#### What you will do
Send back the records in full, character for character.

>> BEGIN

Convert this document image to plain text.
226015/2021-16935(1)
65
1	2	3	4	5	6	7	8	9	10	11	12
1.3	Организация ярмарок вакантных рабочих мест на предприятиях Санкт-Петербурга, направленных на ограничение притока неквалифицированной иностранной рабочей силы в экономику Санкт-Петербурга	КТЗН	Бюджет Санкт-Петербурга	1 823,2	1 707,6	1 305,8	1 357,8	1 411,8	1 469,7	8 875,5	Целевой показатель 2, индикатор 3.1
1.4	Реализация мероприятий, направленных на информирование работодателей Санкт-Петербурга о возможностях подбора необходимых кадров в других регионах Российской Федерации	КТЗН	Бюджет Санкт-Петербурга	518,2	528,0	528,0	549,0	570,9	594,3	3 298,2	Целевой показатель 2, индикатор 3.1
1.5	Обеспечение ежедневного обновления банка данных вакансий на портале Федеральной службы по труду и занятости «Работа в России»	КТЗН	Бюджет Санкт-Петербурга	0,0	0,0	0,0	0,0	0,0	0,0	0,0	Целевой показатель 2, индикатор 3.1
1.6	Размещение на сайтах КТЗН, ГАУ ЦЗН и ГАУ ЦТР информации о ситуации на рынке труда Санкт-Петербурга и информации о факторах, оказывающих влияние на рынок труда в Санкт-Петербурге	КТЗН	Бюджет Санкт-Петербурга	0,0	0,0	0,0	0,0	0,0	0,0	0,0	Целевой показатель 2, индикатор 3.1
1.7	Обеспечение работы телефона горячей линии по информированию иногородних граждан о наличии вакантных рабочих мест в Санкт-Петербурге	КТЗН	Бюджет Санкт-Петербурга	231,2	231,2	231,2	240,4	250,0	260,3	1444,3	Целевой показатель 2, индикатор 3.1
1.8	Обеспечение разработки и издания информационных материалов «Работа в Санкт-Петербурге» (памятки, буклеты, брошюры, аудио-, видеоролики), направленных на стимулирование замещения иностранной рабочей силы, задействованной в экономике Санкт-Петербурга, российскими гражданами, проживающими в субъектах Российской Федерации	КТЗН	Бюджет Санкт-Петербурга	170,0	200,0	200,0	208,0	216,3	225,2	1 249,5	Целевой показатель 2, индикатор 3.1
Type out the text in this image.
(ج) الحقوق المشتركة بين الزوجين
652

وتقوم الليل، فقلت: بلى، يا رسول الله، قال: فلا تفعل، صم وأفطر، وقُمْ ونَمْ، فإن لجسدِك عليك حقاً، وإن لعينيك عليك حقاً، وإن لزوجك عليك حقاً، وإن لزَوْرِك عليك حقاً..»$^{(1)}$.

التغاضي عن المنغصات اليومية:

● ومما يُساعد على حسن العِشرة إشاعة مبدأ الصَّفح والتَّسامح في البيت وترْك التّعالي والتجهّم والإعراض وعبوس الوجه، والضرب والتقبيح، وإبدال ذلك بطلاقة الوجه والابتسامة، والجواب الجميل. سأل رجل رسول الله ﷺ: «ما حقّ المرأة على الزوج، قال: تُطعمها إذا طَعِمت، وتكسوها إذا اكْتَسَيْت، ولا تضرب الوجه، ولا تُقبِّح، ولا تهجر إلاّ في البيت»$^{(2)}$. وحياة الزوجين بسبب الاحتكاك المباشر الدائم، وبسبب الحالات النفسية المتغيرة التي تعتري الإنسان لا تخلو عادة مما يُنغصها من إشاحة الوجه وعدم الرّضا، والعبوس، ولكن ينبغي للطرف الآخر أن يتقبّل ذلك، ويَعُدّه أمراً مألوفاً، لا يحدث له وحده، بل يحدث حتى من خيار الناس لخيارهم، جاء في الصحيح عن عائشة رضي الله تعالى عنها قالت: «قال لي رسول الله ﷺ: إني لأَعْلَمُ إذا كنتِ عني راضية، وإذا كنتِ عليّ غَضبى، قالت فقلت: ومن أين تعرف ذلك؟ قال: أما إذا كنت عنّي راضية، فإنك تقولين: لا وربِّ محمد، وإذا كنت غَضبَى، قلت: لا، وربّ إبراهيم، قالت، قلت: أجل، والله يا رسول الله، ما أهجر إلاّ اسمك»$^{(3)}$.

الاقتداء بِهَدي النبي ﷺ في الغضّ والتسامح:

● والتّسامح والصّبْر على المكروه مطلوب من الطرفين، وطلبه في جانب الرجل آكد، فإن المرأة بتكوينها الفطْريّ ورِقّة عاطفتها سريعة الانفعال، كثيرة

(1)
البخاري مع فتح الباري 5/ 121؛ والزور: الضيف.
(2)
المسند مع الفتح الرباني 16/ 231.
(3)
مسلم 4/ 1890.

>> END

#### Finished task
Convert this document image to plain text.
226015/2021-16935(1)
65
1	2	3	4	5	6	7	8	9	10	11	12
1.3	Организация ярмарок вакантных рабочих мест на предприятиях Санкт-Петербурга, направленных на ограничение притока неквалифицированной иностранной рабочей силы в экономику Санкт-Петербурга	КТЗН	Бюджет Санкт-Петербурга	1 823,2	1 707,6	1 305,8	1 357,8	1 411,8	1 469,7	8 875,5	Целевой показатель 2, индикатор 3.1
1.4	Реализация мероприятий, направленных на информирование работодателей Санкт-Петербурга о возможностях подбора необходимых кадров в других регионах Российской Федерации	КТЗН	Бюджет Санкт-Петербурга	518,2	528,0	528,0	549,0	570,9	594,3	3 298,2	Целевой показатель 2, индикатор 3.1
1.5	Обеспечение ежедневного обновления банка данных вакансий на портале Федеральной службы по труду и занятости «Работа в России»	КТЗН	Бюджет Санкт-Петербурга	0,0	0,0	0,0	0,0	0,0	0,0	0,0	Целевой показатель 2, индикатор 3.1
1.6	Размещение на сайтах КТЗН, ГАУ ЦЗН и ГАУ ЦТР информации о ситуации на рынке труда Санкт-Петербурга и информации о факторах, оказывающих влияние на рынок труда в Санкт-Петербурге	КТЗН	Бюджет Санкт-Петербурга	0,0	0,0	0,0	0,0	0,0	0,0	0,0	Целевой показатель 2, индикатор 3.1
1.7	Обеспечение работы телефона горячей линии по информированию иногородних граждан о наличии вакантных рабочих мест в Санкт-Петербурге	КТЗН	Бюджет Санкт-Петербурга	231,2	231,2	231,2	240,4	250,0	260,3	1444,3	Целевой показатель 2, индикатор 3.1
1.8	Обеспечение разработки и издания информационных материалов «Работа в Санкт-Петербурге» (памятки, буклеты, брошюры, аудио-, видеоролики), направленных на стимулирование замещения иностранной рабочей силы, задействованной в экономике Санкт-Петербурга, российскими гражданами, проживающими в субъектах Российской Федерации	КТЗН	Бюджет Санкт-Петербурга	170,0	200,0	200,0	208,0	216,3	225,2	1 249,5	Целевой показатель 2, индикатор 3.1
Type out the text in this image.
(ج) الحقوق المشتركة بين الزوجين
652

وتقوم الليل، فقلت: بلى، يا رسول الله، قال: فلا تفعل، صم وأفطر، وقُمْ ونَمْ، فإن لجسدِك عليك حقاً، وإن لعينيك عليك حقاً، وإن لزوجك عليك حقاً، وإن لزَوْرِك عليك حقاً..»$^{(1)}$.

التغاضي عن المنغصات اليومية:

● ومما يُساعد على حسن العِشرة إشاعة مبدأ الصَّفح والتَّسامح في البيت وترْك التّعالي والتجهّم والإعراض وعبوس الوجه، والضرب والتقبيح، وإبدال ذلك بطلاقة الوجه والابتسامة، والجواب الجميل. سأل رجل رسول الله ﷺ: «ما حقّ المرأة على الزوج، قال: تُطعمها إذا طَعِمت، وتكسوها إذا اكْتَسَيْت، ولا تضرب الوجه، ولا تُقبِّح، ولا تهجر إلاّ في البيت»$^{(2)}$. وحياة الزوجين بسبب الاحتكاك المباشر الدائم، وبسبب الحالات النفسية المتغيرة التي تعتري الإنسان لا تخلو عادة مما يُنغصها من إشاحة الوجه وعدم الرّضا، والعبوس، ولكن ينبغي للطرف الآخر أن يتقبّل ذلك، ويَعُدّه أمراً مألوفاً، لا يحدث له وحده، بل يحدث حتى من خيار الناس لخيارهم، جاء في الصحيح عن عائشة رضي الله تعالى عنها قالت: «قال لي رسول الله ﷺ: إني لأَعْلَمُ إذا كنتِ عني راضية، وإذا كنتِ عليّ غَضبى، قالت فقلت: ومن أين تعرف ذلك؟ قال: أما إذا كنت عنّي راضية، فإنك تقولين: لا وربِّ محمد، وإذا كنت غَضبَى، قلت: لا، وربّ إبراهيم، قالت، قلت: أجل، والله يا رسول الله، ما أهجر إلاّ اسمك»$^{(3)}$.

الاقتداء بِهَدي النبي ﷺ في الغضّ والتسامح:

● والتّسامح والصّبْر على المكروه مطلوب من الطرفين، وطلبه في جانب الرجل آكد، فإن المرأة بتكوينها الفطْريّ ورِقّة عاطفتها سريعة الانفعال، كثيرة

(1)
البخاري مع فتح الباري 5/ 121؛ والزور: الضيف.
(2)
المسند مع الفتح الرباني 16/ 231.
(3)
مسلم 4/ 1890.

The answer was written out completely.